Collected data entries
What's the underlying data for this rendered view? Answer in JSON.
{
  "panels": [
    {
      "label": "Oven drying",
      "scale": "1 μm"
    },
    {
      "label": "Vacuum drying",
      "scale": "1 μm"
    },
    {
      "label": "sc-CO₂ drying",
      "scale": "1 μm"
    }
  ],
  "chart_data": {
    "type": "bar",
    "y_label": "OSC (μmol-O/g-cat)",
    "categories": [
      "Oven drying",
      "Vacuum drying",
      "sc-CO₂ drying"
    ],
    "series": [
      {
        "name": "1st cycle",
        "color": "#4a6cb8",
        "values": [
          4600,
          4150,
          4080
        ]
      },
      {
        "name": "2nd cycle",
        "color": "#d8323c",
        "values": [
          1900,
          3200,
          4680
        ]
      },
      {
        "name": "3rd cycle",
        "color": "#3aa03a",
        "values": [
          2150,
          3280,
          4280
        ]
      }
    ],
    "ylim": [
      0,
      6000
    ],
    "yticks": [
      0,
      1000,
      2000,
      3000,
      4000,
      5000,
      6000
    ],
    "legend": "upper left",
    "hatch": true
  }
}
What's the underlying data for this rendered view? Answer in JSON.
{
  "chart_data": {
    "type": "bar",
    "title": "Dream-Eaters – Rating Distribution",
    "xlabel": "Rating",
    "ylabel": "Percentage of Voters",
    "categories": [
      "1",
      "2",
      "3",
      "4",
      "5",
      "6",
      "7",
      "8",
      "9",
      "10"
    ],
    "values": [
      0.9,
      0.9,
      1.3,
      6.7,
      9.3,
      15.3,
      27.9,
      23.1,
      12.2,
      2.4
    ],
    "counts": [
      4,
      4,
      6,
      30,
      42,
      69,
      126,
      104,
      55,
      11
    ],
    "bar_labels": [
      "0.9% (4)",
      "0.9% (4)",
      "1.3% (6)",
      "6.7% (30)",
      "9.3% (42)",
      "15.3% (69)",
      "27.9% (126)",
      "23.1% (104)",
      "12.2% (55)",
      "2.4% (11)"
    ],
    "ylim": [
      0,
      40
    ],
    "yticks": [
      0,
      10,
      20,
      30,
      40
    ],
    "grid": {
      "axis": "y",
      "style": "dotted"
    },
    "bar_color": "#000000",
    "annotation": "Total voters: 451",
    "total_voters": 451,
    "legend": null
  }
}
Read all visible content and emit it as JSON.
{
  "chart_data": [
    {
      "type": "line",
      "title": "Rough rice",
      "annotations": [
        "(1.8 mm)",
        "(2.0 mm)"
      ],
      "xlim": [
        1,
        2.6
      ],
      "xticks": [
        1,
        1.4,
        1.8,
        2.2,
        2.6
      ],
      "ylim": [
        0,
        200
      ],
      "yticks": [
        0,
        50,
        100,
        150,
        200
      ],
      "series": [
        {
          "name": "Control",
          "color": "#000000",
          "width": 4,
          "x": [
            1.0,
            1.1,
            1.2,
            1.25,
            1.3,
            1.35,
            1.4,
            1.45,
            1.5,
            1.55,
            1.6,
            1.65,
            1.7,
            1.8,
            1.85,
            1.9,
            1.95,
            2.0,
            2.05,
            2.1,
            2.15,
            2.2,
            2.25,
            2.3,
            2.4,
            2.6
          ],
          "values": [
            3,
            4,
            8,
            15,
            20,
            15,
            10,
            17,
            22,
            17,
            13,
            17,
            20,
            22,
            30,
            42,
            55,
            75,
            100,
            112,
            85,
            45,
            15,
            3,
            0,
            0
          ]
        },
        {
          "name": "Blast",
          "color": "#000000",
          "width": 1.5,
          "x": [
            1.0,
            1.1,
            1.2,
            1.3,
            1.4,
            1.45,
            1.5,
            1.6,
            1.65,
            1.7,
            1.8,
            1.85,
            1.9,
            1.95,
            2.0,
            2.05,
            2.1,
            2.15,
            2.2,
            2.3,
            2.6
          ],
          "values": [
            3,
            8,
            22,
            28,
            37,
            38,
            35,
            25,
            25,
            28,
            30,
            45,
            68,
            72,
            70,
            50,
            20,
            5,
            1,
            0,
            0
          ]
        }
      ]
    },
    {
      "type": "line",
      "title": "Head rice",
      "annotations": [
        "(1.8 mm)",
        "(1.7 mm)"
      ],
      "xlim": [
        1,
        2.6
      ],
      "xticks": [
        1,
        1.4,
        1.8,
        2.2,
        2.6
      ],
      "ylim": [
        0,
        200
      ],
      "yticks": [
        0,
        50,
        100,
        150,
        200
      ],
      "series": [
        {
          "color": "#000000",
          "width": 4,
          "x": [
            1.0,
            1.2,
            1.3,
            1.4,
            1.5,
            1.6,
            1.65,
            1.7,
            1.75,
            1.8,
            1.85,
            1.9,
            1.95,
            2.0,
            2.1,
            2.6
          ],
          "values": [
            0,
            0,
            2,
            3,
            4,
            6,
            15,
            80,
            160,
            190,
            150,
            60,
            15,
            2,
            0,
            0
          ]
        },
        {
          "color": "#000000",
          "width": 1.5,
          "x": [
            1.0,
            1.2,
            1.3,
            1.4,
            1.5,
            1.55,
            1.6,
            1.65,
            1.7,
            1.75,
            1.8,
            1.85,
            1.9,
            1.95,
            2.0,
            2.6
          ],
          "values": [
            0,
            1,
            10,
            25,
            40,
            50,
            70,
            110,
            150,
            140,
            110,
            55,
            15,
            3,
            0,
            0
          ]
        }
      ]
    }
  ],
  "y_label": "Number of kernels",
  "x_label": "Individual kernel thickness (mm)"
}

■ WRITTEN INSTRUCTION
In the entries above, find each line with the string "drying" and copy it.

■ OUTPUT BELOW
      "label": "Oven drying",
      "label": "Vacuum drying",
      "label": "sc-CO₂ drying",
      "Oven drying",
      "Vacuum drying",
      "sc-CO₂ drying"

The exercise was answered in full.